> WHAT TO PRODUCE: Report all lines holding "this".

Saved data entries

..........

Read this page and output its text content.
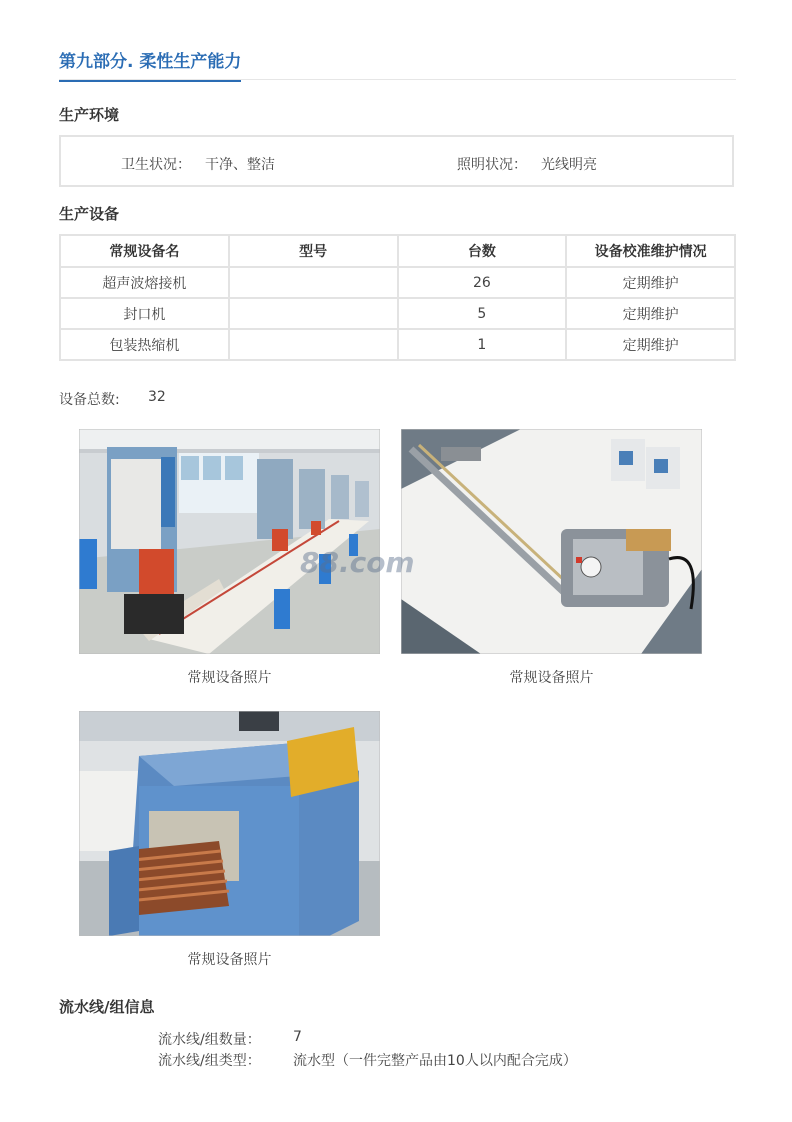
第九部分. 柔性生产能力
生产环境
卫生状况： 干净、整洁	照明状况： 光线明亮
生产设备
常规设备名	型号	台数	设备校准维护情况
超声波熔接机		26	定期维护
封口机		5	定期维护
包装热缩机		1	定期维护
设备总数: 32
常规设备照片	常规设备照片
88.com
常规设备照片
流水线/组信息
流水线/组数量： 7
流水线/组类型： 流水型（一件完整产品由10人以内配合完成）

..........

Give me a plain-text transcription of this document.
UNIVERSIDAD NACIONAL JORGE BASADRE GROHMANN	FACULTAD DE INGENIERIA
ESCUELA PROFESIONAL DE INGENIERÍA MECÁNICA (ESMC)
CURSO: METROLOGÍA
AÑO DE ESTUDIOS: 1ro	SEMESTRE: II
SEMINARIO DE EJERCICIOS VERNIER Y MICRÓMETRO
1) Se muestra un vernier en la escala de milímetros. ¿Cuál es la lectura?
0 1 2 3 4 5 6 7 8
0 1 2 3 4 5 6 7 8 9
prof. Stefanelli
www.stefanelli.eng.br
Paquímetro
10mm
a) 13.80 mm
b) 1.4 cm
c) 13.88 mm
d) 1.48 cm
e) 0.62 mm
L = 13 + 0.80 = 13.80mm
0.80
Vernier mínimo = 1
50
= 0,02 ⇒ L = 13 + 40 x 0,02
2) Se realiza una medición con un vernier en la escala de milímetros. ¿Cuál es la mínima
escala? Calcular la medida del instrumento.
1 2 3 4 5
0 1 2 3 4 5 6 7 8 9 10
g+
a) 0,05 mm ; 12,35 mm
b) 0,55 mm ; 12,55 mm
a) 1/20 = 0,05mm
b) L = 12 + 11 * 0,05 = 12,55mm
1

..........

> THE RESULT:
Read this page and output its text content.
Give me a plain-text transcription of this document.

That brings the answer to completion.